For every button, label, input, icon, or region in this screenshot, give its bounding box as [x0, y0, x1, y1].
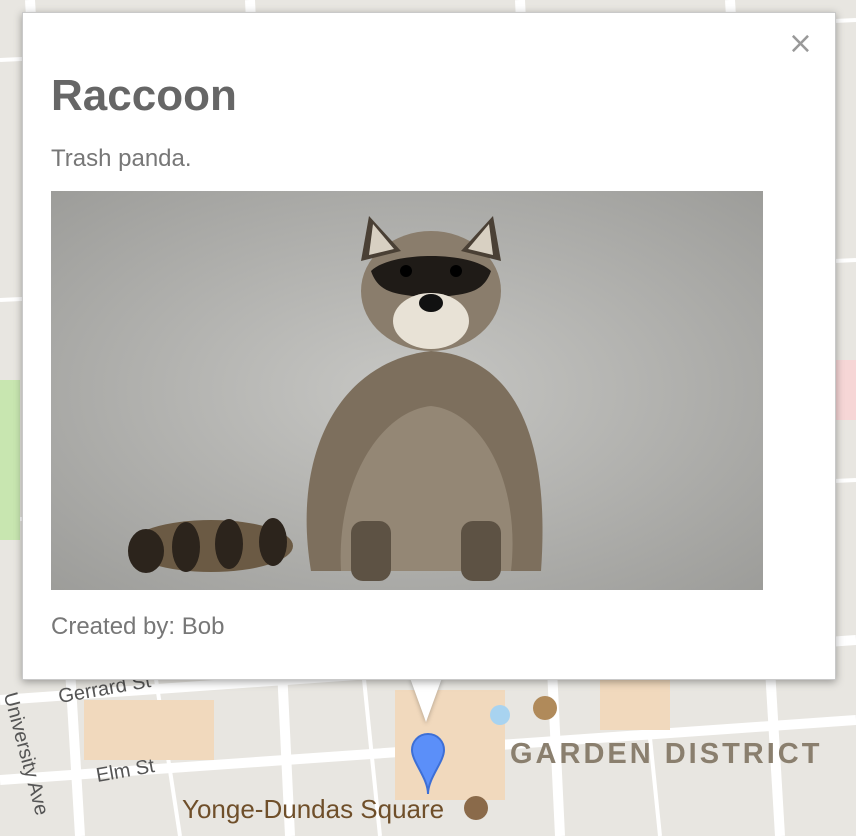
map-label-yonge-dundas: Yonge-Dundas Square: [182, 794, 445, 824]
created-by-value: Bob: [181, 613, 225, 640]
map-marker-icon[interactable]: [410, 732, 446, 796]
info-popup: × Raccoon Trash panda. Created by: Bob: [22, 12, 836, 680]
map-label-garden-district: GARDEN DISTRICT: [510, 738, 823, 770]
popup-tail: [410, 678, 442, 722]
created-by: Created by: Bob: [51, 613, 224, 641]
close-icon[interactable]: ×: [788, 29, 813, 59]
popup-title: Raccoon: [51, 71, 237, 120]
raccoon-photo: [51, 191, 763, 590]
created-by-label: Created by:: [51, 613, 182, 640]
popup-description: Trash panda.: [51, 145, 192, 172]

+++

## What needs to be done
Write out the entry above word for word, leaving out the picture.

## Exercise solution
For every button, label, input, icon, or region in this screenshot, give its bounding box as [x0, y0, x1, y1].
map-label-yonge-dundas: Yonge-Dundas Square: [182, 794, 445, 824]
created-by-value: Bob: [181, 613, 225, 640]
map-marker-icon[interactable]: [410, 732, 446, 796]
info-popup: × Raccoon Trash panda. Created by: Bob: [22, 12, 836, 680]
map-label-garden-district: GARDEN DISTRICT: [510, 738, 823, 770]
popup-tail: [410, 678, 442, 722]
created-by: Created by: Bob: [51, 613, 224, 641]
close-icon[interactable]: ×: [788, 29, 813, 59]
popup-title: Raccoon: [51, 71, 237, 120]
raccoon-photo: [51, 191, 763, 590]
created-by-label: Created by:: [51, 613, 182, 640]
popup-description: Trash panda.: [51, 145, 192, 172]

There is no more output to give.